Your objective.
Using the listing below, report all lines holding the word "Maths".
======
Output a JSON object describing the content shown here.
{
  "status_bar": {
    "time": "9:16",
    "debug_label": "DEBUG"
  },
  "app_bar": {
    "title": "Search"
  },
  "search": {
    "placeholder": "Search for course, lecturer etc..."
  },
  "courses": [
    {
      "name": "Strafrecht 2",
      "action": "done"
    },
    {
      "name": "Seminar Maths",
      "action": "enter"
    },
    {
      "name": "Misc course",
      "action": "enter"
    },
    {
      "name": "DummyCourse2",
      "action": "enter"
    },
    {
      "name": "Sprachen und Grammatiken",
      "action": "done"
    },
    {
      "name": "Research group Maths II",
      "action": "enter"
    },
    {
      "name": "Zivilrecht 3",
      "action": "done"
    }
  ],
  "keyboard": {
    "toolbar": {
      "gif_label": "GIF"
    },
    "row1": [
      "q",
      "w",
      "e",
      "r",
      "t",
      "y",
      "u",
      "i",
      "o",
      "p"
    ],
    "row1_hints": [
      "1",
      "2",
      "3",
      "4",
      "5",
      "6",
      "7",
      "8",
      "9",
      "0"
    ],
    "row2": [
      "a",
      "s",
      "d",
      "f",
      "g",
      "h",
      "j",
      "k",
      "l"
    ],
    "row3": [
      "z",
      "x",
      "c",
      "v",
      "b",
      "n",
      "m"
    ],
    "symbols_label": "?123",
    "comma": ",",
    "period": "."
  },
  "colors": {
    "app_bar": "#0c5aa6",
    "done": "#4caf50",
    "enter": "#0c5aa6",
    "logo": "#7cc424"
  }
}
======
Solution for this exercise.
      "name": "Seminar Maths",
      "name": "Research group Maths II",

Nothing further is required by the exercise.